• Texto fornecido:
• • • •

Bolsonaro nunca se desculpou por nenhuma das posições incendiárias que defendeu ao longo das décadas. Mas moderou ligeiramente o tom durante a campanha este ano, após uma conversão tardia à economia de livre mercado que lhe valeu o apoio de investidores internacionais. O slogan da campanha de Bolsonaro - "O Brasil acima de tudo, Deus acima de todos" - lembra mais ou menos explicitamente a linguagem patriótica e pró-família dos protestos dos conservadores linha-dura pré-golpe de 1964 contra Jango. Quando os brasileiros votaram no primeiro turno, alguns moderados estavam tão cansados das outras opções que acharam possível relevar as promessas de Bolsonaro.

"Votei no PT antes, mas estamos cansados deles", disse a eleitora de Bolsonaro Carla Silva, uma acupunturista branca de 45 anos em uma zona eleitoral de um bairro de classe média alta de São Paulo. Quando perguntei se ela o considerava perigoso, ela respondeu: “Sou totalmente contra o plano dele de dar armas a todos, e sobre espancar as pessoas LGBT. Pelo amor de Deus, sou contra o que ele diz. Mas ele não governará sozinho e não poderá fazer tudo o que quiser.”

• • • •

• Dados para uso:
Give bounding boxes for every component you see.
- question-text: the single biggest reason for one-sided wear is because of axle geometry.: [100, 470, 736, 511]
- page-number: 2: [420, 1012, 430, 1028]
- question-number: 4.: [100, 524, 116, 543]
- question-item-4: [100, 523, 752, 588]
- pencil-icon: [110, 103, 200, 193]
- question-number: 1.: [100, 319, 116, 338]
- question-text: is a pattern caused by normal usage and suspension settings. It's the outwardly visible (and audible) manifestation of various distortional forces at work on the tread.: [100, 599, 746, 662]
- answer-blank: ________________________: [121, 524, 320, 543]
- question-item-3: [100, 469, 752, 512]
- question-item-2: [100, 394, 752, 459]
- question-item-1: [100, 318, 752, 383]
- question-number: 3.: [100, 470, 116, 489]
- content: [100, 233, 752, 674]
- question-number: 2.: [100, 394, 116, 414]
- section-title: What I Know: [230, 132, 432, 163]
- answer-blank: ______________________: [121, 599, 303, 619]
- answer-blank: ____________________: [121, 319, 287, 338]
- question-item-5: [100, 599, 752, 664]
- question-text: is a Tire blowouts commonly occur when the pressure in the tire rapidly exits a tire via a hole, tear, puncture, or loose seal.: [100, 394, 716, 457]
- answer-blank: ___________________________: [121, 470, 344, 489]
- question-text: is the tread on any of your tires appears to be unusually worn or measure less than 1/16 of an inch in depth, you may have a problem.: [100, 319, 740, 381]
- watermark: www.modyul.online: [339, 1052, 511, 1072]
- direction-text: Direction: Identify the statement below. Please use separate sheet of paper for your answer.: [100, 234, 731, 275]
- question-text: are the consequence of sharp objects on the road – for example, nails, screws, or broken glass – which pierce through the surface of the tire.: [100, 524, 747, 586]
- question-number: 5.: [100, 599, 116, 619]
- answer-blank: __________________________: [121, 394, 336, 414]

• • • •

• Tarefa proposta 1:
Transcreva do texto sobre a campanha de Bolsonaro o trecho que vai de "Bolsonaro nunca se" até "promessas de Bolsonaro.".
• Tarefa proposta 2:
Separe todas as linhas dos registros em que aparece a palavra "tread", levando em conta maiúsculas e minúsculas.

• Resposta do exercício 1:
Bolsonaro nunca se desculpou por nenhuma das posições incendiárias que defendeu ao longo das décadas. Mas moderou ligeiramente o tom durante a campanha este ano, após uma conversão tardia à economia de livre mercado que lhe valeu o apoio de investidores internacionais. O slogan da campanha de Bolsonaro - "O Brasil acima de tudo, Deus acima de todos" - lembra mais ou menos explicitamente a linguagem patriótica e pró-família dos protestos dos conservadores linha-dura pré-golpe de 1964 contra Jango. Quando os brasileiros votaram no primeiro turno, alguns moderados estavam tão cansados das outras opções que acharam possível relevar as promessas de Bolsonaro.

• Resposta do exercício 2:
- question-text: is a pattern caused by normal usage and suspension settings. It's the outwardly visible (and audible) manifestation of various distortional forces at work on the tread.: [100, 599, 746, 662]
- question-text: is the tread on any of your tires appears to be unusually worn or measure less than 1/16 of an inch in depth, you may have a problem.: [100, 319, 740, 381]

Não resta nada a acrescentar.